- [STUDY TEXT]:
Mike all that sounds goo, but does not take the context of how the plays were made. Double 1´s happen to often, which pretty much breaks everything for agility teams which has been my point from the beginning.
The chi-square test looks at the distribution of the rolls to see how far off they are from the expected perfect distribution. This means that, for example, if we rolled the d6 60 times during a game our expectation is that we'll see roughly 10 of each dice value. Randomness rarely gives us exactly that, so the chi-square goodness of fit test looks at how far off from that expectation the observed values are.
If you were getting an abnormal amount of double 1s, we'd expect that to show up in that test as there being an abnormal distribution of values... unless its giving a commensurate amount of additional 2's, 3's, 4's, 5's, and 6's. At that point the "dice cheating" is getting pretty complex, since it's having to keep track of the number of times it alters the value it gives you, and compensate with other values in order to avoid being noticed in statistical analysis.
Even if it did that (tinfoil hats on) we look at the pattern of the values using lag-1 autocorrelation (ac1 in the results) which is basic signal analysis meant to differentiate between random noise and numbers that have a non-random pattern to them.
Likewise, we look at the mean value of the dice rolls (which have an "expected" value of 3.5) and see how far off that expected value the mean value is.. again, if it was throwing you more 1's than anything else, that would push your mean d6 value downward, and a t-test of the observed values against the expected value would almost certainly show abnormality... unless, again, its keeping track and compensating with enough > 1 values to push the mean back into expected ranges while simultaneously tracking which numbers it uses in order to avoid running afoul of the chi-square test on the number of each value we see.
I also commented that the roll number are usually the same, but my doubt comes in how has people tested how often double ones, or quadruple ones come up?
The ac1 test I mentioned would notice if there were an abnormal amount of sequential values.
Cyanide, you are fucking retards, I Challenge you to come and see this games and tell me the rolls are normal
While I may not be Cyanide, I'm happy to run your replay through a quick battery of analyses:
d6 rolls: n = 153, χ2 = 5.63, p = 0.3442
d6 ac1: r = 0.0188, p = 0.4080
d6 mean: 3.4575
d6 mean t = -0.3192, p = 0.7500
Block rolls: n = 64, χ2 = 2.52, p = 0.6418
d6 rolls: n = 180, χ2 = 3.73, p = 0.5884
d6 ac1: r = -0.0361, p = 0.3143
d6 mean: 3.4667
d6 mean t = -0.2679, p = 0.7891
Block rolls: n = 131, χ2 = 10.92, p = 0.0275
d6 rolls: n = 333, χ2 = 2.66, p = 0.7526
d6 ac1: r = 0.0116, p = 0.4162
d6 mean: 3.4625
d6 mean t = -0.4136, p = 0.6795
Block rolls: n = 195, χ2 = 11.80, p = 0.0189
The bolded lines are the only ones that even touch upon being abnormal, and even then it's only if we're ignoring family-wise error. If we want to stay within 95% CI across the entire battery of tests the lowest p value would need to be below 0.004, which it isn't.
Most importantly, though, you're not even complaining about block dice, you're complaining about d6 results, and those show as absolutely within normal expectations as far as value distributions go. You're not getting "way more 1s than 6s" or anything of that sort.
The easiest way to explain the tests is to look at the p value, and think of it as a percentage (1 being 100%, so.. 0.5 being 50% and so on) of games where we expect to see a less normal distribution of values than what we see in this one. So, if a p value is 0.75 it means that 75% of all matches can be expected to be LESS normal than this one.

- [EXTRACTED DATA]:
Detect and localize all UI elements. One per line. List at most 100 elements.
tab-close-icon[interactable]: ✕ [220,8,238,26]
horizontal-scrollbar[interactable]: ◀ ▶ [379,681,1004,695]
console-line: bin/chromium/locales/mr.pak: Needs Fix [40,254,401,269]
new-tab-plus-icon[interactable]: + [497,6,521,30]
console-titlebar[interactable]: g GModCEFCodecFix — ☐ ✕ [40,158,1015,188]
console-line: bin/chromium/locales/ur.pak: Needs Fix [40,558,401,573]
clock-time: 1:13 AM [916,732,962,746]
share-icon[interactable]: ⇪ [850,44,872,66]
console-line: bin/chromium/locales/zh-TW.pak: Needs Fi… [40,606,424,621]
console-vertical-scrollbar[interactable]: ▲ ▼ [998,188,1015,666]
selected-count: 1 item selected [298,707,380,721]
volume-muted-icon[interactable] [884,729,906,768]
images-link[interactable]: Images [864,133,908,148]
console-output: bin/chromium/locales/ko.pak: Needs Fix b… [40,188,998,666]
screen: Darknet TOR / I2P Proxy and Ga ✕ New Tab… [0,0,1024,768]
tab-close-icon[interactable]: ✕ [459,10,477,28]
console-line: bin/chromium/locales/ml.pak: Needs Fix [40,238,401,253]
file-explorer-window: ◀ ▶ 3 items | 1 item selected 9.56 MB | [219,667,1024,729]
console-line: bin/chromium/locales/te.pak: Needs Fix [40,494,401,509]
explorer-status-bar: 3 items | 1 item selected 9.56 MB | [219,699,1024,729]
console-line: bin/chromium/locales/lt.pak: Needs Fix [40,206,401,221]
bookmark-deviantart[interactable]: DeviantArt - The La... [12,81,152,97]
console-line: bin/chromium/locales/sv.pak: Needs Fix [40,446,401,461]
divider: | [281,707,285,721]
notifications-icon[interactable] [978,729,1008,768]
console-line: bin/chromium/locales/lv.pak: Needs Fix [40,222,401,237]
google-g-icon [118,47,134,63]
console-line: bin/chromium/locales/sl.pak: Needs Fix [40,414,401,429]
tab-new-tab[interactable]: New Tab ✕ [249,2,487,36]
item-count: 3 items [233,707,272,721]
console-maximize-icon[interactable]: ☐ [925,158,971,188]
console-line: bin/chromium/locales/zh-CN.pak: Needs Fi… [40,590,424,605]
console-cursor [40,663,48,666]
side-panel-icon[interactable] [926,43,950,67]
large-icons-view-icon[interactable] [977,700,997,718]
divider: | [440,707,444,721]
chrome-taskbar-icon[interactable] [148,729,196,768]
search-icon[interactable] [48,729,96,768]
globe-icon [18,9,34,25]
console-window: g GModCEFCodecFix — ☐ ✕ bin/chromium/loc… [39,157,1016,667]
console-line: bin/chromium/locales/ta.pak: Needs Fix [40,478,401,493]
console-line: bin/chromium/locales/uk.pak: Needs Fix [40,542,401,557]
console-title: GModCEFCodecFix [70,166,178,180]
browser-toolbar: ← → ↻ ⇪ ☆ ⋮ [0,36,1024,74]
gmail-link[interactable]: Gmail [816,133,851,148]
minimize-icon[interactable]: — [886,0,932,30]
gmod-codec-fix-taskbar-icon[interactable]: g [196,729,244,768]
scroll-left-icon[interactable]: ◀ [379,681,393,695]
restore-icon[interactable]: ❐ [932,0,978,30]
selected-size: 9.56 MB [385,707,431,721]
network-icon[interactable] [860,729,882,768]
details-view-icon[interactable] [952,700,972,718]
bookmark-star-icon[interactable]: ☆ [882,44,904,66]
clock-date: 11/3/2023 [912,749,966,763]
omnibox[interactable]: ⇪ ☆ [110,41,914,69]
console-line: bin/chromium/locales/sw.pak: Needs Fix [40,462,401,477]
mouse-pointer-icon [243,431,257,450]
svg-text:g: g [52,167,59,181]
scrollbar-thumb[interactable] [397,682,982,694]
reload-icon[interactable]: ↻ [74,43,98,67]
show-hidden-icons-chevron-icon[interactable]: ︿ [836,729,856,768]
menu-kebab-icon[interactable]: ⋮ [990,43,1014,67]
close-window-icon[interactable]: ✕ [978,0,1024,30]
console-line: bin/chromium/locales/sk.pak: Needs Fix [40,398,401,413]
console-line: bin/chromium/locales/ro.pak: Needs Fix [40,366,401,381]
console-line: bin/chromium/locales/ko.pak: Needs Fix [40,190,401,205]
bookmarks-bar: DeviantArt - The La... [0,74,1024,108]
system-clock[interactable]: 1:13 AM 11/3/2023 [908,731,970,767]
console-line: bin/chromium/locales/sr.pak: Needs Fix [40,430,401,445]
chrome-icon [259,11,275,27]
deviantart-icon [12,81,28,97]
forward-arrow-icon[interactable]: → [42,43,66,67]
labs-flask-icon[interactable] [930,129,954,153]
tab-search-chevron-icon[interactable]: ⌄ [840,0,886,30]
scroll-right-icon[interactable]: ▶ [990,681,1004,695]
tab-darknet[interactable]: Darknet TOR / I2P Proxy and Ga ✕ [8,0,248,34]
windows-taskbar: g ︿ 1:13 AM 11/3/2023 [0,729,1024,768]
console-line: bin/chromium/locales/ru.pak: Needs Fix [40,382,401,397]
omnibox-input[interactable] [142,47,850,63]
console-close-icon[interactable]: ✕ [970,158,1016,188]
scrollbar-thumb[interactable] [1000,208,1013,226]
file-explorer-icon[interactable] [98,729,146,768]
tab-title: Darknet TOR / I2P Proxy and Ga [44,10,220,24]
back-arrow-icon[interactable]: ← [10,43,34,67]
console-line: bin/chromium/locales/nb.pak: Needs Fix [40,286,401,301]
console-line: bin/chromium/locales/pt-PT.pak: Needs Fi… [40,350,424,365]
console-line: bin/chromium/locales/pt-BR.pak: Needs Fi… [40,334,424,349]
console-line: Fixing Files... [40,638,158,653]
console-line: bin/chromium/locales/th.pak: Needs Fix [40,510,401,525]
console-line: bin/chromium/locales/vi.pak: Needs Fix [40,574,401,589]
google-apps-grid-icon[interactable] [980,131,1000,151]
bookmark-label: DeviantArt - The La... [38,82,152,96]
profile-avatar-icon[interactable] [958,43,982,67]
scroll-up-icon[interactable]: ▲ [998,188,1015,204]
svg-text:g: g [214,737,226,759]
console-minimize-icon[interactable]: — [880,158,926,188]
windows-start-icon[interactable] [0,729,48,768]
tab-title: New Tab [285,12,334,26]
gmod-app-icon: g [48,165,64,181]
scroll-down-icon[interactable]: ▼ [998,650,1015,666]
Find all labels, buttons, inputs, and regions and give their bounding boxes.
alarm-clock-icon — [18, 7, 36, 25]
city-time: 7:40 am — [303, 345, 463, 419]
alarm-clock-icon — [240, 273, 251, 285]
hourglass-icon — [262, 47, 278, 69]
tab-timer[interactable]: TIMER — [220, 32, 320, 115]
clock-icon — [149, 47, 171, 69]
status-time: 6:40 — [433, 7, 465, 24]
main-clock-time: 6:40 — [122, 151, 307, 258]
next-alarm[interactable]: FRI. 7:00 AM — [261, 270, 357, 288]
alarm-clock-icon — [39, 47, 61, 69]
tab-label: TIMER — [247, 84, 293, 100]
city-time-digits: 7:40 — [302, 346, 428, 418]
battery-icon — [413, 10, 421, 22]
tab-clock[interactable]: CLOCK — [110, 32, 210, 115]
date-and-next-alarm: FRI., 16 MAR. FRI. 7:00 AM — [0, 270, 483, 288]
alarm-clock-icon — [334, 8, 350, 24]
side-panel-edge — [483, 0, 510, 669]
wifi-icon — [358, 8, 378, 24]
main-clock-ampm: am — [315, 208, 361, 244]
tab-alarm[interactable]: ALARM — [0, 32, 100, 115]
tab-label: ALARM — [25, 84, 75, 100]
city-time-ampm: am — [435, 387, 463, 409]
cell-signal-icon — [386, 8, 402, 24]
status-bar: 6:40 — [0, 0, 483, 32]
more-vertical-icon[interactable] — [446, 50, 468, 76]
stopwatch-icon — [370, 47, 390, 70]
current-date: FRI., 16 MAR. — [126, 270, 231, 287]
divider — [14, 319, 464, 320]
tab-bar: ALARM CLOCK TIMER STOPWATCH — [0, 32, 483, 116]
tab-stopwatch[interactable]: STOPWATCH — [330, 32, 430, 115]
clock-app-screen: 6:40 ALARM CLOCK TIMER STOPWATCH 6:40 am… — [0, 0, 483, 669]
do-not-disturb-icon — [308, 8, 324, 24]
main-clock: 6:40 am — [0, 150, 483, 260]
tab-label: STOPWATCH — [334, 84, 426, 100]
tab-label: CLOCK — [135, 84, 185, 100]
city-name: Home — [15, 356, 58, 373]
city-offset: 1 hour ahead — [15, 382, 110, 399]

- [YOUR INSTRUCTIONS]:
List every statistical test that the dice-roll text names as a way to check the rolls.

- [RESPONSE BOX]:
- Chi-square goodness of fit test
- Lag-1 autocorrelation (ac1)
- T-test of the observed mean against the expected value